- WRITTEN INSTRUCTION
Rename every instance of "article-link" in the data to "news-link" and reproduce the data with nothing else altered. Leave the pictures out of your answer.

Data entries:
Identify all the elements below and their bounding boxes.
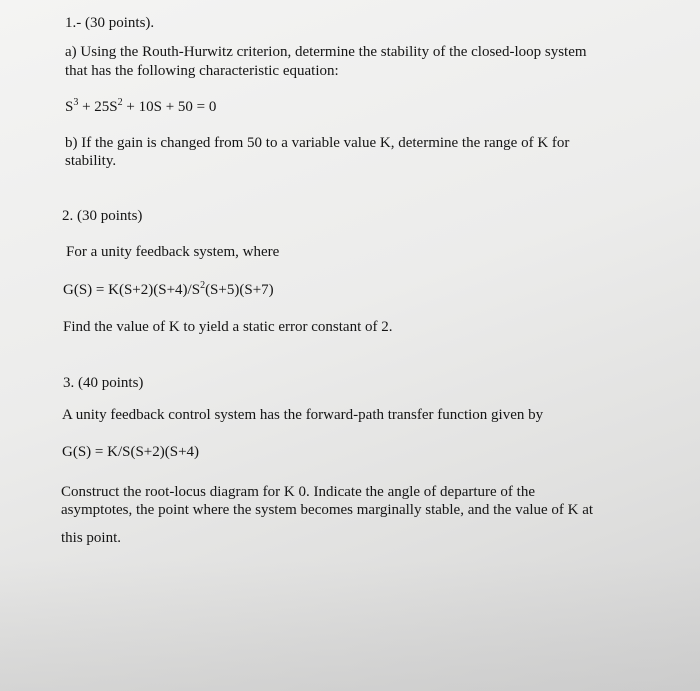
q3-heading: 3. (40 points) bbox=[63, 375, 144, 391]
q2-task: Find the value of K to yield a static error constant of 2. bbox=[63, 319, 393, 335]
q3-line3: this point. bbox=[61, 530, 122, 546]
q1-eq-s: S bbox=[65, 99, 74, 115]
q2-intro: For a unity feedback system, where bbox=[66, 244, 280, 260]
page-shadow bbox=[0, 560, 700, 691]
q3-line2: asymptotes, the point where the system becomes marginally stable, and the value of K at bbox=[61, 502, 594, 518]
q1-equation bbox=[65, 98, 216, 116]
q1-part-a-line1: a) Using the Routh-Hurwitz criterion, determine the stability of the closed-loop system bbox=[65, 44, 587, 60]
q1-eq-exp1: 3 bbox=[73, 97, 79, 108]
q2-eq-exp: 2 bbox=[200, 280, 206, 291]
q3-intro: A unity feedback control system has the forward-path transfer function given by bbox=[62, 407, 544, 423]
q2-equation bbox=[63, 281, 274, 299]
q1-part-b-line1: b) If the gain is changed from 50 to a variable value K, determine the range of K for bbox=[65, 135, 570, 151]
q2-heading: 2. (30 points) bbox=[62, 208, 143, 224]
q2-eq-start: G(S) = K(S+2)(S+4)/S bbox=[63, 282, 201, 298]
q1-eq-exp2: 2 bbox=[117, 97, 123, 108]
q1-part-a-line2: that has the following characteristic equation: bbox=[65, 63, 339, 79]
q3-line1: Construct the root-locus diagram for K 0. Indicate the angle of departure of the bbox=[61, 484, 536, 500]
q3-equation: G(S) = K/S(S+2)(S+4) bbox=[62, 444, 200, 460]
q1-eq-mid: + 25S bbox=[78, 99, 118, 115]
q2-eq-end: (S+5)(S+7) bbox=[205, 282, 274, 298]
q1-heading: 1.- (30 points). bbox=[65, 15, 155, 31]
q1-eq-end: + 10S + 50 = 0 bbox=[122, 99, 217, 115]
q1-part-b-line2: stability. bbox=[65, 153, 117, 169]
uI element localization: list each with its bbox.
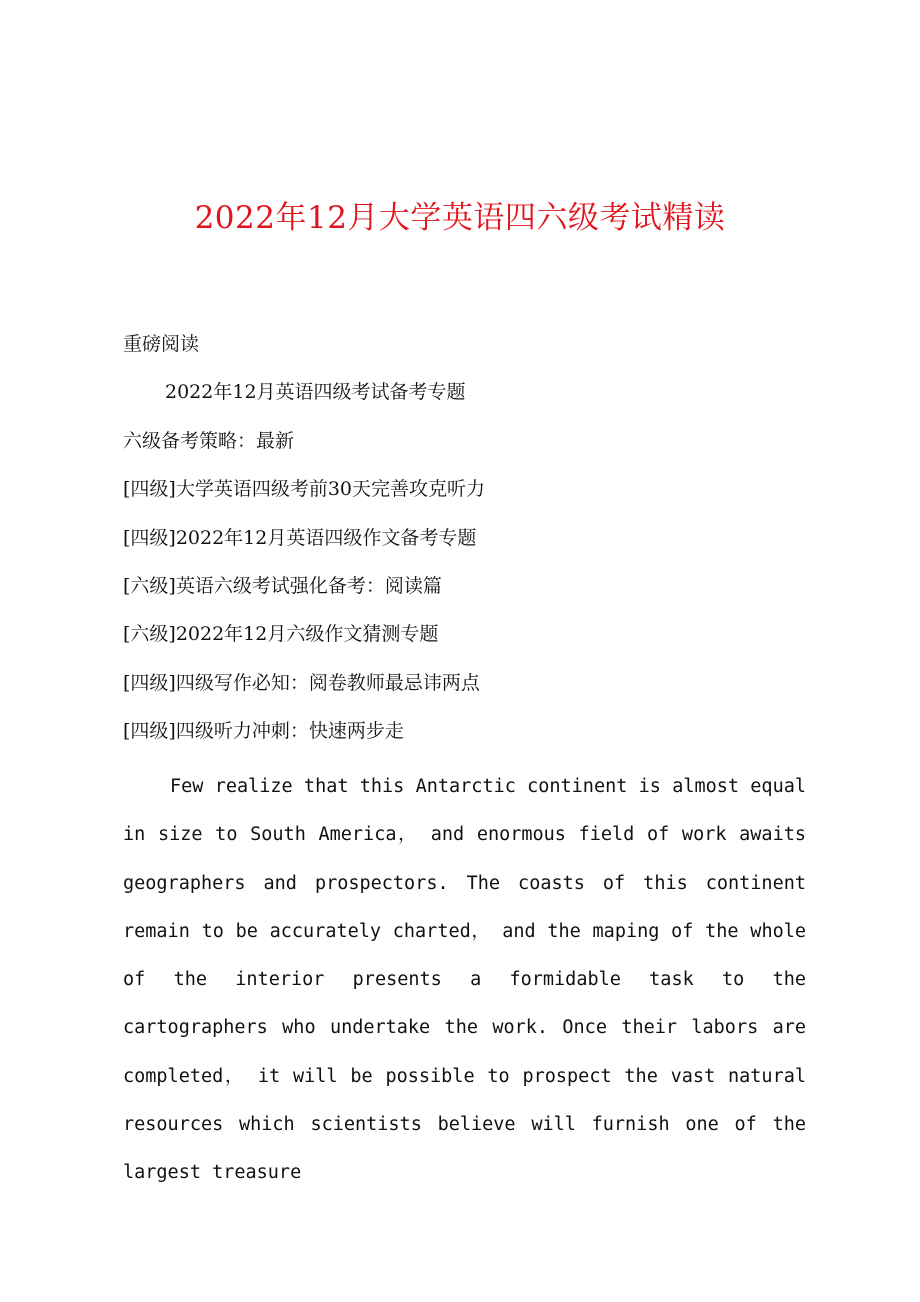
article-link[interactable]: [六级]2022年12月六级作文猜测专题 <box>123 623 439 646</box>
article-link[interactable]: [四级]2022年12月英语四级作文备考专题 <box>123 526 477 549</box>
article-link[interactable]: [四级]四级写作必知：阅卷教师最忌讳两点 <box>123 671 480 694</box>
article-link[interactable]: [四级]四级听力冲刺：快速两步走 <box>123 720 404 743</box>
article-link[interactable]: 2022年12月英语四级考试备考专题 <box>165 381 466 404</box>
document-title: 2022年12月大学英语四六级考试精读 <box>194 200 726 236</box>
article-link[interactable]: 六级备考策略：最新 <box>123 429 295 452</box>
reading-passage: Few realize that this Antarctic continent is almost equal in size to South America， and enormous field of work awaits geographers and prospectors. The coasts of this continent remain to be accurately charted， and the maping of the whole of the interior presents a formidable task to the cartographers who undertake the work. Once their labors are completed， it will be possible to prospect the vast natural resources which scientists believe will furnish one of the largest treasure <box>123 776 806 1184</box>
article-link[interactable]: [四级]大学英语四级考前30天完善攻克听力 <box>123 478 486 501</box>
article-link[interactable]: [六级]英语六级考试强化备考：阅读篇 <box>123 574 442 597</box>
link-list <box>123 328 823 764</box>
section-heading: 重磅阅读 <box>123 333 200 355</box>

- REPLY
Identify all the elements below and their bounding boxes.
q3-heading: 3. (40 points) bbox=[63, 375, 144, 391]
q2-task: Find the value of K to yield a static error constant of 2. bbox=[63, 319, 393, 335]
q3-line3: this point. bbox=[61, 530, 122, 546]
q1-eq-s: S bbox=[65, 99, 74, 115]
q2-intro: For a unity feedback system, where bbox=[66, 244, 280, 260]
page-shadow bbox=[0, 560, 700, 691]
q3-line2: asymptotes, the point where the system becomes marginally stable, and the value of K at bbox=[61, 502, 594, 518]
q1-equation bbox=[65, 98, 216, 116]
q1-part-a-line1: a) Using the Routh-Hurwitz criterion, determine the stability of the closed-loop system bbox=[65, 44, 587, 60]
q1-eq-exp1: 3 bbox=[73, 97, 79, 108]
q2-eq-exp: 2 bbox=[200, 280, 206, 291]
q3-intro: A unity feedback control system has the forward-path transfer function given by bbox=[62, 407, 544, 423]
q2-equation bbox=[63, 281, 274, 299]
q1-part-b-line1: b) If the gain is changed from 50 to a variable value K, determine the range of K for bbox=[65, 135, 570, 151]
q2-heading: 2. (30 points) bbox=[62, 208, 143, 224]
q2-eq-start: G(S) = K(S+2)(S+4)/S bbox=[63, 282, 201, 298]
q1-eq-exp2: 2 bbox=[117, 97, 123, 108]
q1-part-a-line2: that has the following characteristic equation: bbox=[65, 63, 339, 79]
q3-line1: Construct the root-locus diagram for K 0. Indicate the angle of departure of the bbox=[61, 484, 536, 500]
q3-equation: G(S) = K/S(S+2)(S+4) bbox=[62, 444, 200, 460]
q1-eq-mid: + 25S bbox=[78, 99, 118, 115]
q2-eq-end: (S+5)(S+7) bbox=[205, 282, 274, 298]
q1-heading: 1.- (30 points). bbox=[65, 15, 155, 31]
q1-eq-end: + 10S + 50 = 0 bbox=[122, 99, 217, 115]
q1-part-b-line2: stability. bbox=[65, 153, 117, 169]
uI element localization: list each with its bbox.
news-link[interactable]: [六级]2022年12月六级作文猜测专题 <box>123 623 439 646</box>
news-link[interactable]: [四级]2022年12月英语四级作文备考专题 <box>123 526 477 549</box>
news-link[interactable]: [四级]四级写作必知：阅卷教师最忌讳两点 <box>123 671 480 694</box>
news-link[interactable]: [四级]四级听力冲刺：快速两步走 <box>123 720 404 743</box>
news-link[interactable]: 2022年12月英语四级考试备考专题 <box>165 381 466 404</box>
document-title: 2022年12月大学英语四六级考试精读 <box>194 200 726 236</box>
news-link[interactable]: 六级备考策略：最新 <box>123 429 295 452</box>
reading-passage: Few realize that this Antarctic continent is almost equal in size to South America， and enormous field of work awaits geographers and prospectors. The coasts of this continent remain to be accurately charted， and the maping of the whole of the interior presents a formidable task to the cartographers who undertake the work. Once their labors are completed， it will be possible to prospect the vast natural resources which scientists believe will furnish one of the largest treasure <box>123 776 806 1184</box>
news-link[interactable]: [四级]大学英语四级考前30天完善攻克听力 <box>123 478 486 501</box>
news-link[interactable]: [六级]英语六级考试强化备考：阅读篇 <box>123 574 442 597</box>
link-list <box>123 328 823 764</box>
section-heading: 重磅阅读 <box>123 333 200 355</box>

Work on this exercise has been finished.